**Element boundary records**
^^^^^^^^^^^^^^^^

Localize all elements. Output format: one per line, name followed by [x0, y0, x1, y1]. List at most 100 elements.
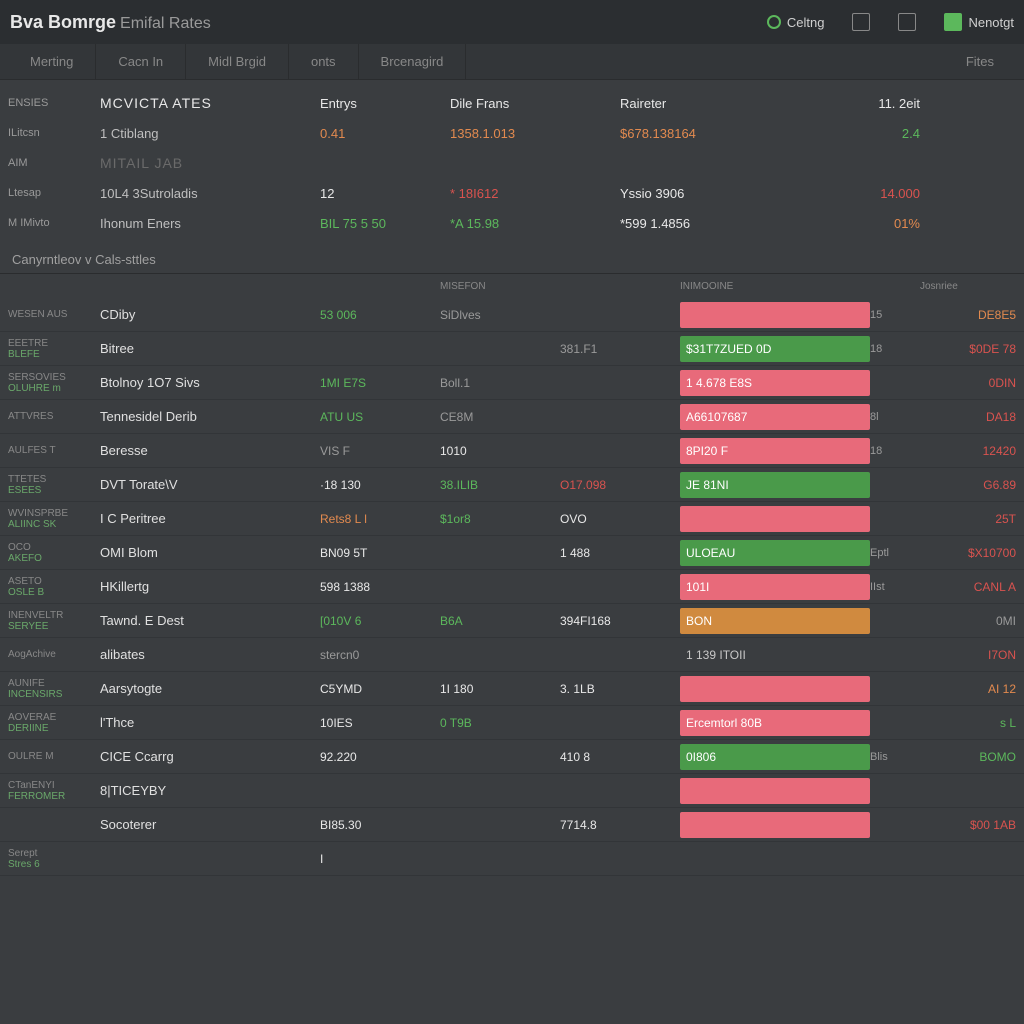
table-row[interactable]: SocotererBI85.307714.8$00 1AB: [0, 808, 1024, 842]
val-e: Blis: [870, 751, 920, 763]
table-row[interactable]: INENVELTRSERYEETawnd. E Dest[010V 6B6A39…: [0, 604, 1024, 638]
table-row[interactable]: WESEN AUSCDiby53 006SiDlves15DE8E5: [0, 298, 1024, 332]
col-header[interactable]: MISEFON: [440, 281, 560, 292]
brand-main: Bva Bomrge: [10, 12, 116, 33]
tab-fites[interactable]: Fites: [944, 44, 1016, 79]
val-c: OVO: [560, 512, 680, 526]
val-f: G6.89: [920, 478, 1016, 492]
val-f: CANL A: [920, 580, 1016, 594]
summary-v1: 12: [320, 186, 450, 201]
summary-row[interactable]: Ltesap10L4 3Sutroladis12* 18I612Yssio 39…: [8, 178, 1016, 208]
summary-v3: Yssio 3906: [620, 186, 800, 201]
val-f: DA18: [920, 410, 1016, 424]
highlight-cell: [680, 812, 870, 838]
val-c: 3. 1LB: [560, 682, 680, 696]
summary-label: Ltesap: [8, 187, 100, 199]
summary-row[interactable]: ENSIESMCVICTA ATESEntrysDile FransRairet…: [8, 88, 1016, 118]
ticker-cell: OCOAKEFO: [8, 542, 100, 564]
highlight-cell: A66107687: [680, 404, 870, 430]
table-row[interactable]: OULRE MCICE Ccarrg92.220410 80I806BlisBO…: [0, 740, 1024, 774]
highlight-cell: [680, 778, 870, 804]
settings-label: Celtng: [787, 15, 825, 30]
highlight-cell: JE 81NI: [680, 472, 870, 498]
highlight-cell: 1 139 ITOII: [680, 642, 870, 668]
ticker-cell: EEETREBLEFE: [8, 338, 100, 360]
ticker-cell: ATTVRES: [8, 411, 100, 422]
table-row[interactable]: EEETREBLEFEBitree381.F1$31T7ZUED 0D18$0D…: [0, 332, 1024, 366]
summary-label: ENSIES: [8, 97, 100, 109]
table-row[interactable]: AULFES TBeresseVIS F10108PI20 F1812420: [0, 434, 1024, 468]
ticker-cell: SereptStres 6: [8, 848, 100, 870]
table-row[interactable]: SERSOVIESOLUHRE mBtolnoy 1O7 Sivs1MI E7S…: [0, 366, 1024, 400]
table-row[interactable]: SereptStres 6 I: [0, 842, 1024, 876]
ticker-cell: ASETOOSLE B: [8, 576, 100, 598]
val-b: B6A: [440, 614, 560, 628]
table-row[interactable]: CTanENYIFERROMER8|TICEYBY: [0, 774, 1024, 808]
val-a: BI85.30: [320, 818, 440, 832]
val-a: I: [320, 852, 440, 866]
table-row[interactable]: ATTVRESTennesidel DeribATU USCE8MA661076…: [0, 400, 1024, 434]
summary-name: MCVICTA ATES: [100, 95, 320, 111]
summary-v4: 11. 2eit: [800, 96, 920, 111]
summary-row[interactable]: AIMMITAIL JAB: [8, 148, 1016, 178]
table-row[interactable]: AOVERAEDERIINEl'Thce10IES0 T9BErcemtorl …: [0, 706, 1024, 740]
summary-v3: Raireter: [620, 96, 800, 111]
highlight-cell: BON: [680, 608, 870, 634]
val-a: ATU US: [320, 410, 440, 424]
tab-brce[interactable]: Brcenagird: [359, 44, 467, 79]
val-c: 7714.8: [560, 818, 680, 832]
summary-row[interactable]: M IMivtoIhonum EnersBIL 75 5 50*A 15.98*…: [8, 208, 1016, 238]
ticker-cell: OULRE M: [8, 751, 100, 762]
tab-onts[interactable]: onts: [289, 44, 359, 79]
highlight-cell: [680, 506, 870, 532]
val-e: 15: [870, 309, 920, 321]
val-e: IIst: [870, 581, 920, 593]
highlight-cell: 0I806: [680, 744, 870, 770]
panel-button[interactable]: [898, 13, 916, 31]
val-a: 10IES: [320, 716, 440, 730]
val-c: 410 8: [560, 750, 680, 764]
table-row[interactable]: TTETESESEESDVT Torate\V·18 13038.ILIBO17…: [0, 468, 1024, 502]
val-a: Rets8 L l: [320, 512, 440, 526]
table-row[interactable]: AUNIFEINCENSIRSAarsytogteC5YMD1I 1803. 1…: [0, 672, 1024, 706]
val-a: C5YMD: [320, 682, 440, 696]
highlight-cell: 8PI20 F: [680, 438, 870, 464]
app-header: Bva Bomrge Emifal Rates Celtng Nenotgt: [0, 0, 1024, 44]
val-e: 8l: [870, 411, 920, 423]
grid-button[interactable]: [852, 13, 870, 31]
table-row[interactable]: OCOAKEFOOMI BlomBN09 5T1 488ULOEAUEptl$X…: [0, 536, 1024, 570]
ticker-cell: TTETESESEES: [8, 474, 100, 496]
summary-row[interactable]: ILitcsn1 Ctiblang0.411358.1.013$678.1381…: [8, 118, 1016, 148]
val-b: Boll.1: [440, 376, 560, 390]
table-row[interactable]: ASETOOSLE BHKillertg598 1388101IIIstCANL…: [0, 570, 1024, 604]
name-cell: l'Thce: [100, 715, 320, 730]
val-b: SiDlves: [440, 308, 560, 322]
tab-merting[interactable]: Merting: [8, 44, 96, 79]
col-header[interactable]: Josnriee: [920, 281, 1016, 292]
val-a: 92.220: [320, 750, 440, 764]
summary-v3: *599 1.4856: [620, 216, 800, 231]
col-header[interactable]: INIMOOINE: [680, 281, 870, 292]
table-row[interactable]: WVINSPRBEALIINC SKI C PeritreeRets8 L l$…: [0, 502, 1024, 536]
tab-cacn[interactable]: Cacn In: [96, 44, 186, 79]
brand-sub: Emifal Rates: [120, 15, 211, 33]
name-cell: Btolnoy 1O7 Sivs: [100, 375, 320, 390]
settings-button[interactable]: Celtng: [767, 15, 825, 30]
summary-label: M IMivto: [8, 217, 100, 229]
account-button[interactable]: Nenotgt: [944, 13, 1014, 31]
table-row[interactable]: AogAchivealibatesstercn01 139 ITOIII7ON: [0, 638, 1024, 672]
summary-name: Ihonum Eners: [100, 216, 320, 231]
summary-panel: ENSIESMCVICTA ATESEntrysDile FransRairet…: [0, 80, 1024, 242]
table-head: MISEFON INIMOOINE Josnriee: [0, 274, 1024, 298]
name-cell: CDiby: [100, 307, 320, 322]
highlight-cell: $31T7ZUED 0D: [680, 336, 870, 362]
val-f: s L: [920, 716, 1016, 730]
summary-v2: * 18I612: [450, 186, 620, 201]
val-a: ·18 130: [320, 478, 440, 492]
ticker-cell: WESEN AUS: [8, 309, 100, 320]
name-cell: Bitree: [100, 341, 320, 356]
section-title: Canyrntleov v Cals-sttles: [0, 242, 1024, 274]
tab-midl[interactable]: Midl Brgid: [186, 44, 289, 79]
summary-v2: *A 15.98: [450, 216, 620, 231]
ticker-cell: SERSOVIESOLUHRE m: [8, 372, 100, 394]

^^^^^^^^^^^^^^^^

**Directive**
Edit the entries above by replacing "one per line" with "one on each line" and change nothing else. Leave the pictures out of your answer.

**Answer in full**
Localize all elements. Output format: one on each line, name followed by [x0, y0, x1, y1]. List at most 100 elements.
table-row[interactable]: SocotererBI85.307714.8$00 1AB: [0, 808, 1024, 842]
val-e: Blis: [870, 751, 920, 763]
table-row[interactable]: INENVELTRSERYEETawnd. E Dest[010V 6B6A39…: [0, 604, 1024, 638]
table-row[interactable]: WESEN AUSCDiby53 006SiDlves15DE8E5: [0, 298, 1024, 332]
col-header[interactable]: MISEFON: [440, 281, 560, 292]
brand-main: Bva Bomrge: [10, 12, 116, 33]
tab-fites[interactable]: Fites: [944, 44, 1016, 79]
val-c: OVO: [560, 512, 680, 526]
val-f: G6.89: [920, 478, 1016, 492]
val-f: CANL A: [920, 580, 1016, 594]
summary-v1: 12: [320, 186, 450, 201]
summary-row[interactable]: Ltesap10L4 3Sutroladis12* 18I612Yssio 39…: [8, 178, 1016, 208]
summary-v3: Yssio 3906: [620, 186, 800, 201]
val-f: DA18: [920, 410, 1016, 424]
highlight-cell: [680, 812, 870, 838]
val-c: 3. 1LB: [560, 682, 680, 696]
summary-label: Ltesap: [8, 187, 100, 199]
summary-row[interactable]: ENSIESMCVICTA ATESEntrysDile FransRairet…: [8, 88, 1016, 118]
ticker-cell: OCOAKEFO: [8, 542, 100, 564]
highlight-cell: A66107687: [680, 404, 870, 430]
table-row[interactable]: OULRE MCICE Ccarrg92.220410 80I806BlisBO…: [0, 740, 1024, 774]
highlight-cell: [680, 778, 870, 804]
settings-label: Celtng: [787, 15, 825, 30]
highlight-cell: JE 81NI: [680, 472, 870, 498]
highlight-cell: 1 139 ITOII: [680, 642, 870, 668]
ticker-cell: EEETREBLEFE: [8, 338, 100, 360]
ticker-cell: ATTVRES: [8, 411, 100, 422]
table-row[interactable]: EEETREBLEFEBitree381.F1$31T7ZUED 0D18$0D…: [0, 332, 1024, 366]
summary-label: ENSIES: [8, 97, 100, 109]
table-row[interactable]: AULFES TBeresseVIS F10108PI20 F1812420: [0, 434, 1024, 468]
ticker-cell: SereptStres 6: [8, 848, 100, 870]
table-row[interactable]: SERSOVIESOLUHRE mBtolnoy 1O7 Sivs1MI E7S…: [0, 366, 1024, 400]
table-row[interactable]: SereptStres 6 I: [0, 842, 1024, 876]
ticker-cell: ASETOOSLE B: [8, 576, 100, 598]
val-b: B6A: [440, 614, 560, 628]
table-row[interactable]: CTanENYIFERROMER8|TICEYBY: [0, 774, 1024, 808]
val-a: BI85.30: [320, 818, 440, 832]
val-a: I: [320, 852, 440, 866]
table-row[interactable]: ATTVRESTennesidel DeribATU USCE8MA661076…: [0, 400, 1024, 434]
summary-name: MCVICTA ATES: [100, 95, 320, 111]
summary-v4: 11. 2eit: [800, 96, 920, 111]
summary-row[interactable]: AIMMITAIL JAB: [8, 148, 1016, 178]
table-row[interactable]: AOVERAEDERIINEl'Thce10IES0 T9BErcemtorl …: [0, 706, 1024, 740]
summary-v3: Raireter: [620, 96, 800, 111]
highlight-cell: BON: [680, 608, 870, 634]
val-a: ATU US: [320, 410, 440, 424]
tab-brce[interactable]: Brcenagird: [359, 44, 467, 79]
val-c: 7714.8: [560, 818, 680, 832]
summary-row[interactable]: M IMivtoIhonum EnersBIL 75 5 50*A 15.98*…: [8, 208, 1016, 238]
ticker-cell: OULRE M: [8, 751, 100, 762]
tab-onts[interactable]: onts: [289, 44, 359, 79]
highlight-cell: [680, 506, 870, 532]
val-e: 15: [870, 309, 920, 321]
val-e: IIst: [870, 581, 920, 593]
highlight-cell: 0I806: [680, 744, 870, 770]
panel-button[interactable]: [898, 13, 916, 31]
val-a: 10IES: [320, 716, 440, 730]
val-c: 410 8: [560, 750, 680, 764]
table-row[interactable]: TTETESESEESDVT Torate\V·18 13038.ILIBO17…: [0, 468, 1024, 502]
val-a: Rets8 L l: [320, 512, 440, 526]
table-row[interactable]: AUNIFEINCENSIRSAarsytogteC5YMD1I 1803. 1…: [0, 672, 1024, 706]
val-a: C5YMD: [320, 682, 440, 696]
highlight-cell: 8PI20 F: [680, 438, 870, 464]
app-header: Bva Bomrge Emifal Rates Celtng Nenotgt: [0, 0, 1024, 44]
val-e: 8l: [870, 411, 920, 423]
grid-button[interactable]: [852, 13, 870, 31]
table-row[interactable]: OCOAKEFOOMI BlomBN09 5T1 488ULOEAUEptl$X…: [0, 536, 1024, 570]
ticker-cell: TTETESESEES: [8, 474, 100, 496]
summary-row[interactable]: ILitcsn1 Ctiblang0.411358.1.013$678.1381…: [8, 118, 1016, 148]
val-b: Boll.1: [440, 376, 560, 390]
table-row[interactable]: ASETOOSLE BHKillertg598 1388101IIIstCANL…: [0, 570, 1024, 604]
name-cell: l'Thce: [100, 715, 320, 730]
val-b: SiDlves: [440, 308, 560, 322]
tab-merting[interactable]: Merting: [8, 44, 96, 79]
col-header[interactable]: Josnriee: [920, 281, 1016, 292]
val-a: 92.220: [320, 750, 440, 764]
summary-v3: *599 1.4856: [620, 216, 800, 231]
col-header[interactable]: INIMOOINE: [680, 281, 870, 292]
table-row[interactable]: WVINSPRBEALIINC SKI C PeritreeRets8 L l$…: [0, 502, 1024, 536]
tab-cacn[interactable]: Cacn In: [96, 44, 186, 79]
brand-sub: Emifal Rates: [120, 15, 211, 33]
name-cell: Btolnoy 1O7 Sivs: [100, 375, 320, 390]
settings-button[interactable]: Celtng: [767, 15, 825, 30]
summary-label: M IMivto: [8, 217, 100, 229]
account-button[interactable]: Nenotgt: [944, 13, 1014, 31]
table-row[interactable]: AogAchivealibatesstercn01 139 ITOIII7ON: [0, 638, 1024, 672]
summary-name: Ihonum Eners: [100, 216, 320, 231]
summary-panel: ENSIESMCVICTA ATESEntrysDile FransRairet…: [0, 80, 1024, 242]
table-head: MISEFON INIMOOINE Josnriee: [0, 274, 1024, 298]
name-cell: CDiby: [100, 307, 320, 322]
highlight-cell: $31T7ZUED 0D: [680, 336, 870, 362]
val-f: s L: [920, 716, 1016, 730]
summary-v2: * 18I612: [450, 186, 620, 201]
val-a: ·18 130: [320, 478, 440, 492]
ticker-cell: WESEN AUS: [8, 309, 100, 320]
name-cell: Bitree: [100, 341, 320, 356]
section-title: Canyrntleov v Cals-sttles: [0, 242, 1024, 274]
tab-midl[interactable]: Midl Brgid: [186, 44, 289, 79]
summary-v2: *A 15.98: [450, 216, 620, 231]
ticker-cell: SERSOVIESOLUHRE m: [8, 372, 100, 394]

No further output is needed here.